(MATERIAL FOR THIS EXERCISE):
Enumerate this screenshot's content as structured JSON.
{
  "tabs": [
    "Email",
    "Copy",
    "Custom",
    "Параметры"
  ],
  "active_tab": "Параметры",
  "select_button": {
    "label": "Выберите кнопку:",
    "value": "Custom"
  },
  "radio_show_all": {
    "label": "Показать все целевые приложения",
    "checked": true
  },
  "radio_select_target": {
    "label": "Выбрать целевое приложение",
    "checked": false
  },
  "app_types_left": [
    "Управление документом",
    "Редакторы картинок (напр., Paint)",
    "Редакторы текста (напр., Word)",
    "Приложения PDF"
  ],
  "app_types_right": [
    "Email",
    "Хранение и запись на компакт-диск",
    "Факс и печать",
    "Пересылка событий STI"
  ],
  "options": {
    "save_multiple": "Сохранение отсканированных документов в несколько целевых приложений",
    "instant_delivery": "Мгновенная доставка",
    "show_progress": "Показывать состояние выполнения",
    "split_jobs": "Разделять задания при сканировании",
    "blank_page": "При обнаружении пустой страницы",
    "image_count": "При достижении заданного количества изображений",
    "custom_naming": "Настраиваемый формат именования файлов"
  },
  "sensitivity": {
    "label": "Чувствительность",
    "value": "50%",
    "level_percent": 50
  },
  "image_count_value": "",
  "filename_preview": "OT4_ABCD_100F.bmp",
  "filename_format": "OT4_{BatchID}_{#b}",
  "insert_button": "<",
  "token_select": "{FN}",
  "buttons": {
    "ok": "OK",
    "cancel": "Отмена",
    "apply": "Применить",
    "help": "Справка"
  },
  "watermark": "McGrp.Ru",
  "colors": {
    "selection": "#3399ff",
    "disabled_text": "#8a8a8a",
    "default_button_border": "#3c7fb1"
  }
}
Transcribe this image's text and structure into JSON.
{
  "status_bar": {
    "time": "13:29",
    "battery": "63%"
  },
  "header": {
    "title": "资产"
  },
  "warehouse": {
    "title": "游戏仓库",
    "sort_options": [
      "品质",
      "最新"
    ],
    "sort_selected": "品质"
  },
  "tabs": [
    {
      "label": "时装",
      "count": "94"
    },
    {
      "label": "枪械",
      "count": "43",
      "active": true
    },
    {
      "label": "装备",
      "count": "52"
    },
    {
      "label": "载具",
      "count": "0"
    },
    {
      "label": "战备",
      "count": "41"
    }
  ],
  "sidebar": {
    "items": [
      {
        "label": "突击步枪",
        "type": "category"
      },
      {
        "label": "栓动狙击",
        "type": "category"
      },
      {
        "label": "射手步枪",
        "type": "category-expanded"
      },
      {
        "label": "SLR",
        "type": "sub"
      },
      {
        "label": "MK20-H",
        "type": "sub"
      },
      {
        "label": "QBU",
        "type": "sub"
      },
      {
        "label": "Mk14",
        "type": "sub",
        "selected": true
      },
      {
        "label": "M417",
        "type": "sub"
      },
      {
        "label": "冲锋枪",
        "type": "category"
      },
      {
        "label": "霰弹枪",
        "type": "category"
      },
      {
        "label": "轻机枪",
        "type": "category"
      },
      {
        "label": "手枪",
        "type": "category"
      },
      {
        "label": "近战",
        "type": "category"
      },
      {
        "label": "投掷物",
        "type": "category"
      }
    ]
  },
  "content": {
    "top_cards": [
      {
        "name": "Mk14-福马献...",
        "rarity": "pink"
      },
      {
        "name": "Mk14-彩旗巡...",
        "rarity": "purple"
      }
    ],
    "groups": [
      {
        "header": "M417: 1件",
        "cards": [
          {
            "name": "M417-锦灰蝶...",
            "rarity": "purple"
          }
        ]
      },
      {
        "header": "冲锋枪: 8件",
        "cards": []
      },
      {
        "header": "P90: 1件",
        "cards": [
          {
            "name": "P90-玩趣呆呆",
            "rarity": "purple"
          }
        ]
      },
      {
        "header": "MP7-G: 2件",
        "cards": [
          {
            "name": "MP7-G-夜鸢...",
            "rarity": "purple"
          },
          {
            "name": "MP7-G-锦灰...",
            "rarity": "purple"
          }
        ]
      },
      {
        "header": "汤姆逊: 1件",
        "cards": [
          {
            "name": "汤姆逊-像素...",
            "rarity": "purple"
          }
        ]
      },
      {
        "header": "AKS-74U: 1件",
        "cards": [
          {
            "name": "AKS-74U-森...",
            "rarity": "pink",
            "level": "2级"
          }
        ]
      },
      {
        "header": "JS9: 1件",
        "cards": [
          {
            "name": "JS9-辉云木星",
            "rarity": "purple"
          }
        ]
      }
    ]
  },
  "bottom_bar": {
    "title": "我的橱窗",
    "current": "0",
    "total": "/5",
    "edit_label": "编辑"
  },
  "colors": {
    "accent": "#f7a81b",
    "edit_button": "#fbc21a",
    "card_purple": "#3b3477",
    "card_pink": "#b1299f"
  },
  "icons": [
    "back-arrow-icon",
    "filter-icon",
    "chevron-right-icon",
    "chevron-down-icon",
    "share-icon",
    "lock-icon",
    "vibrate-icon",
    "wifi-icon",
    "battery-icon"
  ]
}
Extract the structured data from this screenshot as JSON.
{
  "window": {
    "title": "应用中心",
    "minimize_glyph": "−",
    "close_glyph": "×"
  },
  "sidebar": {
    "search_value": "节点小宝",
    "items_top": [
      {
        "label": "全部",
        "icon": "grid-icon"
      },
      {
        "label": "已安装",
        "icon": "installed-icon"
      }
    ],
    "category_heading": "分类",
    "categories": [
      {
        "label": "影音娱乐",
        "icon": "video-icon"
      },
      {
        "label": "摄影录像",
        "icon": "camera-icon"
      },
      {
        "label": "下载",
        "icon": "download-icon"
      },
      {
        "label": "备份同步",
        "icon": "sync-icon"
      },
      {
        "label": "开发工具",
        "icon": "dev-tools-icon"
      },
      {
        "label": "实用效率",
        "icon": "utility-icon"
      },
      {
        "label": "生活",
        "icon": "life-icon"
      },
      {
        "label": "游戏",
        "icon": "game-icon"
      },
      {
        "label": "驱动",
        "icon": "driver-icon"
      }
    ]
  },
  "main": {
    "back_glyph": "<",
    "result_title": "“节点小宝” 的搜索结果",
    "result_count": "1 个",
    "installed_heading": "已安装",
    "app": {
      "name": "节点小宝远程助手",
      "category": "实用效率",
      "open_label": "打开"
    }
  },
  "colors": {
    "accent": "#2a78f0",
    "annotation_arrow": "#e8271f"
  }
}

(WHAT YOU HAVE TO DO): Each record must be repeated exactly as it is.

(EXPECTED OUTPUT):
Enumerate this screenshot's content as structured JSON.
{
  "tabs": [
    "Email",
    "Copy",
    "Custom",
    "Параметры"
  ],
  "active_tab": "Параметры",
  "select_button": {
    "label": "Выберите кнопку:",
    "value": "Custom"
  },
  "radio_show_all": {
    "label": "Показать все целевые приложения",
    "checked": true
  },
  "radio_select_target": {
    "label": "Выбрать целевое приложение",
    "checked": false
  },
  "app_types_left": [
    "Управление документом",
    "Редакторы картинок (напр., Paint)",
    "Редакторы текста (напр., Word)",
    "Приложения PDF"
  ],
  "app_types_right": [
    "Email",
    "Хранение и запись на компакт-диск",
    "Факс и печать",
    "Пересылка событий STI"
  ],
  "options": {
    "save_multiple": "Сохранение отсканированных документов в несколько целевых приложений",
    "instant_delivery": "Мгновенная доставка",
    "show_progress": "Показывать состояние выполнения",
    "split_jobs": "Разделять задания при сканировании",
    "blank_page": "При обнаружении пустой страницы",
    "image_count": "При достижении заданного количества изображений",
    "custom_naming": "Настраиваемый формат именования файлов"
  },
  "sensitivity": {
    "label": "Чувствительность",
    "value": "50%",
    "level_percent": 50
  },
  "image_count_value": "",
  "filename_preview": "OT4_ABCD_100F.bmp",
  "filename_format": "OT4_{BatchID}_{#b}",
  "insert_button": "<",
  "token_select": "{FN}",
  "buttons": {
    "ok": "OK",
    "cancel": "Отмена",
    "apply": "Применить",
    "help": "Справка"
  },
  "watermark": "McGrp.Ru",
  "colors": {
    "selection": "#3399ff",
    "disabled_text": "#8a8a8a",
    "default_button_border": "#3c7fb1"
  }
}
Transcribe this image's text and structure into JSON.
{
  "status_bar": {
    "time": "13:29",
    "battery": "63%"
  },
  "header": {
    "title": "资产"
  },
  "warehouse": {
    "title": "游戏仓库",
    "sort_options": [
      "品质",
      "最新"
    ],
    "sort_selected": "品质"
  },
  "tabs": [
    {
      "label": "时装",
      "count": "94"
    },
    {
      "label": "枪械",
      "count": "43",
      "active": true
    },
    {
      "label": "装备",
      "count": "52"
    },
    {
      "label": "载具",
      "count": "0"
    },
    {
      "label": "战备",
      "count": "41"
    }
  ],
  "sidebar": {
    "items": [
      {
        "label": "突击步枪",
        "type": "category"
      },
      {
        "label": "栓动狙击",
        "type": "category"
      },
      {
        "label": "射手步枪",
        "type": "category-expanded"
      },
      {
        "label": "SLR",
        "type": "sub"
      },
      {
        "label": "MK20-H",
        "type": "sub"
      },
      {
        "label": "QBU",
        "type": "sub"
      },
      {
        "label": "Mk14",
        "type": "sub",
        "selected": true
      },
      {
        "label": "M417",
        "type": "sub"
      },
      {
        "label": "冲锋枪",
        "type": "category"
      },
      {
        "label": "霰弹枪",
        "type": "category"
      },
      {
        "label": "轻机枪",
        "type": "category"
      },
      {
        "label": "手枪",
        "type": "category"
      },
      {
        "label": "近战",
        "type": "category"
      },
      {
        "label": "投掷物",
        "type": "category"
      }
    ]
  },
  "content": {
    "top_cards": [
      {
        "name": "Mk14-福马献...",
        "rarity": "pink"
      },
      {
        "name": "Mk14-彩旗巡...",
        "rarity": "purple"
      }
    ],
    "groups": [
      {
        "header": "M417: 1件",
        "cards": [
          {
            "name": "M417-锦灰蝶...",
            "rarity": "purple"
          }
        ]
      },
      {
        "header": "冲锋枪: 8件",
        "cards": []
      },
      {
        "header": "P90: 1件",
        "cards": [
          {
            "name": "P90-玩趣呆呆",
            "rarity": "purple"
          }
        ]
      },
      {
        "header": "MP7-G: 2件",
        "cards": [
          {
            "name": "MP7-G-夜鸢...",
            "rarity": "purple"
          },
          {
            "name": "MP7-G-锦灰...",
            "rarity": "purple"
          }
        ]
      },
      {
        "header": "汤姆逊: 1件",
        "cards": [
          {
            "name": "汤姆逊-像素...",
            "rarity": "purple"
          }
        ]
      },
      {
        "header": "AKS-74U: 1件",
        "cards": [
          {
            "name": "AKS-74U-森...",
            "rarity": "pink",
            "level": "2级"
          }
        ]
      },
      {
        "header": "JS9: 1件",
        "cards": [
          {
            "name": "JS9-辉云木星",
            "rarity": "purple"
          }
        ]
      }
    ]
  },
  "bottom_bar": {
    "title": "我的橱窗",
    "current": "0",
    "total": "/5",
    "edit_label": "编辑"
  },
  "colors": {
    "accent": "#f7a81b",
    "edit_button": "#fbc21a",
    "card_purple": "#3b3477",
    "card_pink": "#b1299f"
  },
  "icons": [
    "back-arrow-icon",
    "filter-icon",
    "chevron-right-icon",
    "chevron-down-icon",
    "share-icon",
    "lock-icon",
    "vibrate-icon",
    "wifi-icon",
    "battery-icon"
  ]
}
Extract the structured data from this screenshot as JSON.
{
  "window": {
    "title": "应用中心",
    "minimize_glyph": "−",
    "close_glyph": "×"
  },
  "sidebar": {
    "search_value": "节点小宝",
    "items_top": [
      {
        "label": "全部",
        "icon": "grid-icon"
      },
      {
        "label": "已安装",
        "icon": "installed-icon"
      }
    ],
    "category_heading": "分类",
    "categories": [
      {
        "label": "影音娱乐",
        "icon": "video-icon"
      },
      {
        "label": "摄影录像",
        "icon": "camera-icon"
      },
      {
        "label": "下载",
        "icon": "download-icon"
      },
      {
        "label": "备份同步",
        "icon": "sync-icon"
      },
      {
        "label": "开发工具",
        "icon": "dev-tools-icon"
      },
      {
        "label": "实用效率",
        "icon": "utility-icon"
      },
      {
        "label": "生活",
        "icon": "life-icon"
      },
      {
        "label": "游戏",
        "icon": "game-icon"
      },
      {
        "label": "驱动",
        "icon": "driver-icon"
      }
    ]
  },
  "main": {
    "back_glyph": "<",
    "result_title": "“节点小宝” 的搜索结果",
    "result_count": "1 个",
    "installed_heading": "已安装",
    "app": {
      "name": "节点小宝远程助手",
      "category": "实用效率",
      "open_label": "打开"
    }
  },
  "colors": {
    "accent": "#2a78f0",
    "annotation_arrow": "#e8271f"
  }
}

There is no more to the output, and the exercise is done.